What you need to do: Can you print the data exactly and leave out each image?

-- BEGIN Data entries --

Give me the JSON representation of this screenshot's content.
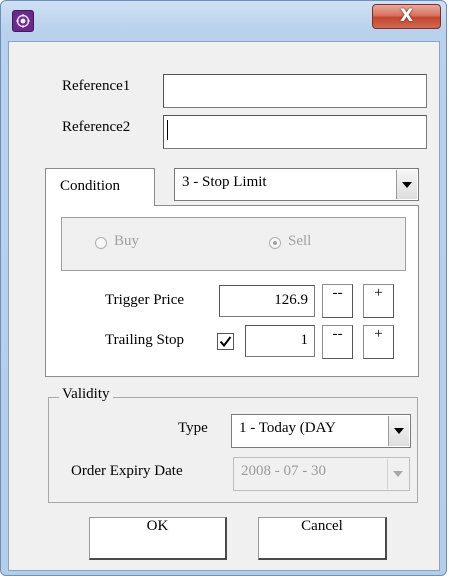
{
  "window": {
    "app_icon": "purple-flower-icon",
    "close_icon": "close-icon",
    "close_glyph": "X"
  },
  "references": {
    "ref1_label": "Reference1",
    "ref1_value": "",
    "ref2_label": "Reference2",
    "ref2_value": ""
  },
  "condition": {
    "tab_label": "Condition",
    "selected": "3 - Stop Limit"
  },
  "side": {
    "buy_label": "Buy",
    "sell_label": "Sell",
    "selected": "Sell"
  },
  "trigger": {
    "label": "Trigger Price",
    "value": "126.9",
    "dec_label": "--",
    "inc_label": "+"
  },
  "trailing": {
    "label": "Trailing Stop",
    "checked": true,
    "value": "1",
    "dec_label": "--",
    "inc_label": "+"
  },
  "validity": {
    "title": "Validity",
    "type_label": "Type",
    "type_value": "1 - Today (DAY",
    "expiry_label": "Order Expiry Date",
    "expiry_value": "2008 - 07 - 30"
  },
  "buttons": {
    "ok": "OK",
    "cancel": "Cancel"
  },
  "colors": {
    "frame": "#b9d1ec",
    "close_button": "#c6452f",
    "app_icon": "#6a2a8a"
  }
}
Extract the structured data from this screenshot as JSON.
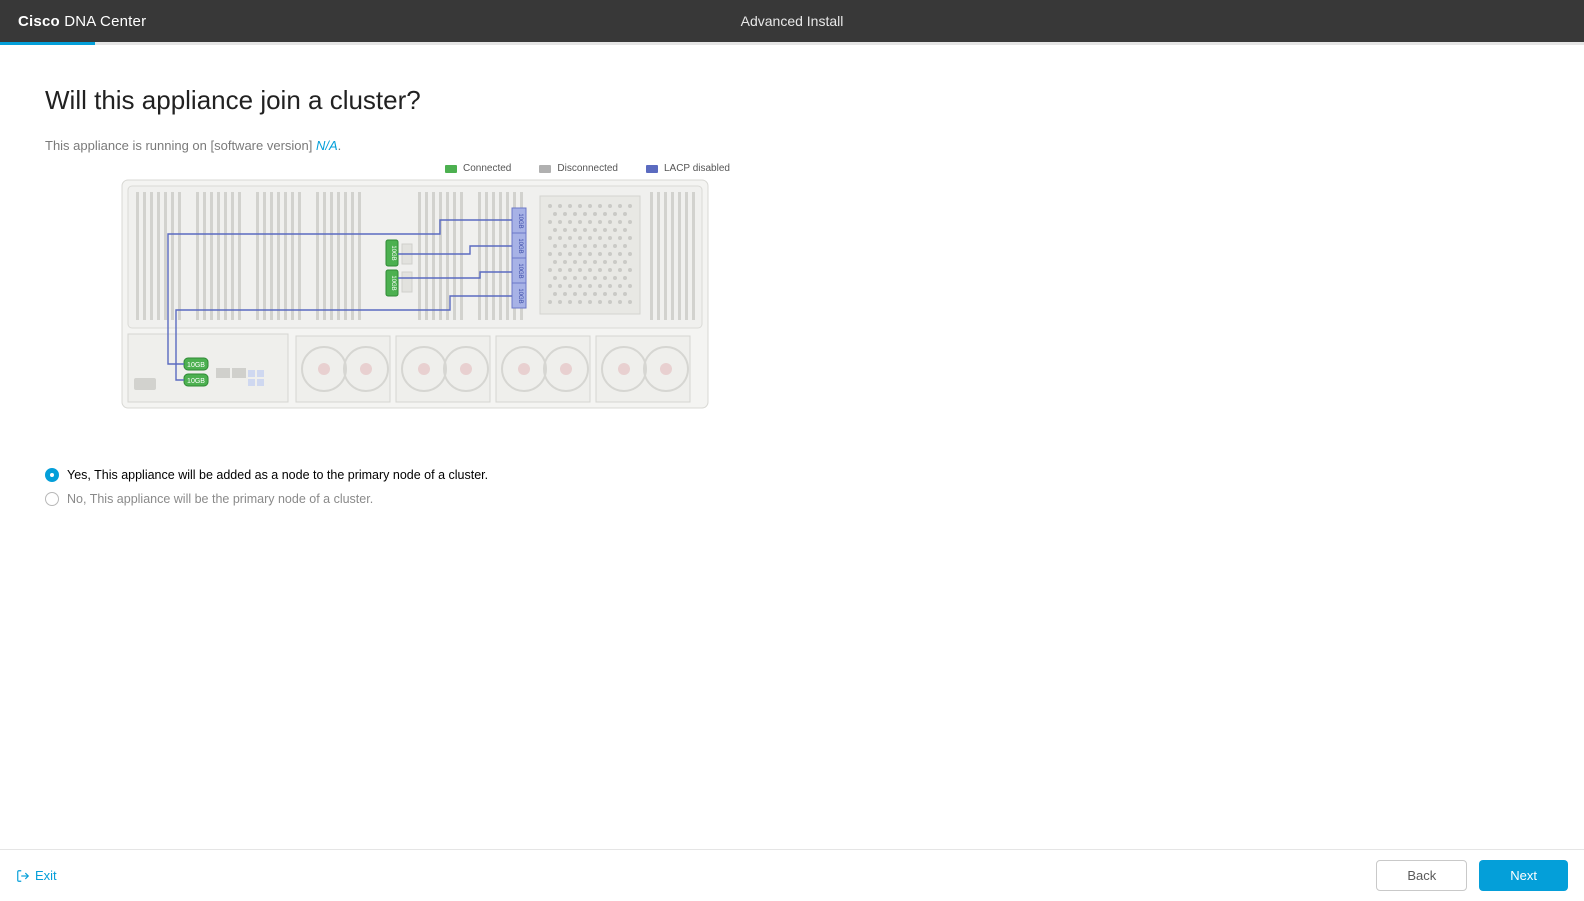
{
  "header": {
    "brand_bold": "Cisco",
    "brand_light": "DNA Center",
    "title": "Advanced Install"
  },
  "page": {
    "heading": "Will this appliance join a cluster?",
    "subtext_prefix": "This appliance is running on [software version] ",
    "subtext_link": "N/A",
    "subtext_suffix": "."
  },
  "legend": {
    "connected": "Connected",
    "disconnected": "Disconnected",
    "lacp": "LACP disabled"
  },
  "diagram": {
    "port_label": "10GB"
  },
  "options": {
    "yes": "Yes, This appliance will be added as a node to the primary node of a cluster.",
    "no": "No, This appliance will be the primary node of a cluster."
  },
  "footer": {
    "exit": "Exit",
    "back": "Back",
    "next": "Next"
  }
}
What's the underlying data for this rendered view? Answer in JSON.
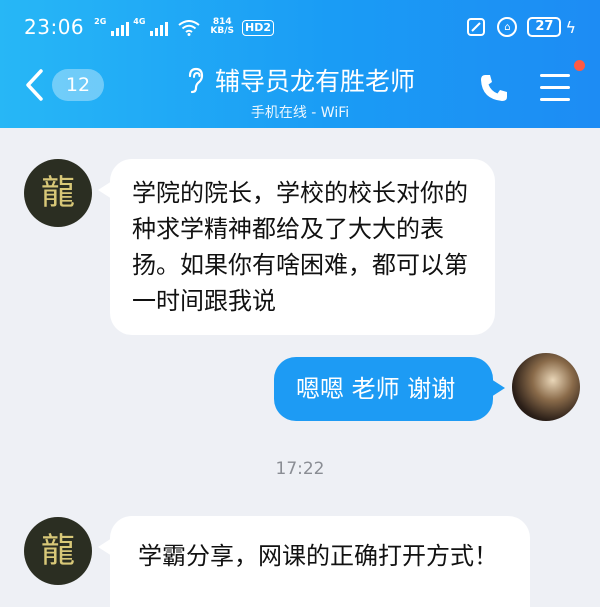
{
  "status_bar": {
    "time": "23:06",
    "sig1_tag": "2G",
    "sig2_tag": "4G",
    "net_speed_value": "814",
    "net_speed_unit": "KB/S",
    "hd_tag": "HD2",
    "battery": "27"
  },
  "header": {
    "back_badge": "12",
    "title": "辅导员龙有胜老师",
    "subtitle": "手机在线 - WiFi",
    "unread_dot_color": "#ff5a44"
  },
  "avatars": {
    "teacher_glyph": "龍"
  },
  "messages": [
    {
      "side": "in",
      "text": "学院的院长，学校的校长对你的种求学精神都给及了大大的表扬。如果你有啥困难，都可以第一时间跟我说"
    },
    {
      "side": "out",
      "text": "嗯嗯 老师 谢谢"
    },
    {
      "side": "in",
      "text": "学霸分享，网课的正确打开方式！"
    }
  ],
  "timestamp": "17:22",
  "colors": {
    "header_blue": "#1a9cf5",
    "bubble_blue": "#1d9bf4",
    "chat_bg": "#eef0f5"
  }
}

-- END Data entries --

Written response:
Give me the JSON representation of this screenshot's content.
{
  "window": {
    "app_icon": "purple-flower-icon",
    "close_icon": "close-icon",
    "close_glyph": "X"
  },
  "references": {
    "ref1_label": "Reference1",
    "ref1_value": "",
    "ref2_label": "Reference2",
    "ref2_value": ""
  },
  "condition": {
    "tab_label": "Condition",
    "selected": "3 - Stop Limit"
  },
  "side": {
    "buy_label": "Buy",
    "sell_label": "Sell",
    "selected": "Sell"
  },
  "trigger": {
    "label": "Trigger Price",
    "value": "126.9",
    "dec_label": "--",
    "inc_label": "+"
  },
  "trailing": {
    "label": "Trailing Stop",
    "checked": true,
    "value": "1",
    "dec_label": "--",
    "inc_label": "+"
  },
  "validity": {
    "title": "Validity",
    "type_label": "Type",
    "type_value": "1 - Today (DAY",
    "expiry_label": "Order Expiry Date",
    "expiry_value": "2008 - 07 - 30"
  },
  "buttons": {
    "ok": "OK",
    "cancel": "Cancel"
  },
  "colors": {
    "frame": "#b9d1ec",
    "close_button": "#c6452f",
    "app_icon": "#6a2a8a"
  }
}
Extract the structured data from this screenshot as JSON.
{
  "header": {
    "brand_bold": "Cisco",
    "brand_light": "DNA Center",
    "title": "Advanced Install"
  },
  "page": {
    "heading": "Will this appliance join a cluster?",
    "subtext_prefix": "This appliance is running on [software version] ",
    "subtext_link": "N/A",
    "subtext_suffix": "."
  },
  "legend": {
    "connected": "Connected",
    "disconnected": "Disconnected",
    "lacp": "LACP disabled"
  },
  "diagram": {
    "port_label": "10GB"
  },
  "options": {
    "yes": "Yes, This appliance will be added as a node to the primary node of a cluster.",
    "no": "No, This appliance will be the primary node of a cluster."
  },
  "footer": {
    "exit": "Exit",
    "back": "Back",
    "next": "Next"
  }
}
What's the underlying data for this rendered view? Answer in JSON.
{
  "status_bar": {
    "time": "23:06",
    "sig1_tag": "2G",
    "sig2_tag": "4G",
    "net_speed_value": "814",
    "net_speed_unit": "KB/S",
    "hd_tag": "HD2",
    "battery": "27"
  },
  "header": {
    "back_badge": "12",
    "title": "辅导员龙有胜老师",
    "subtitle": "手机在线 - WiFi",
    "unread_dot_color": "#ff5a44"
  },
  "avatars": {
    "teacher_glyph": "龍"
  },
  "messages": [
    {
      "side": "in",
      "text": "学院的院长，学校的校长对你的种求学精神都给及了大大的表扬。如果你有啥困难，都可以第一时间跟我说"
    },
    {
      "side": "out",
      "text": "嗯嗯 老师 谢谢"
    },
    {
      "side": "in",
      "text": "学霸分享，网课的正确打开方式！"
    }
  ],
  "timestamp": "17:22",
  "colors": {
    "header_blue": "#1a9cf5",
    "bubble_blue": "#1d9bf4",
    "chat_bg": "#eef0f5"
  }
}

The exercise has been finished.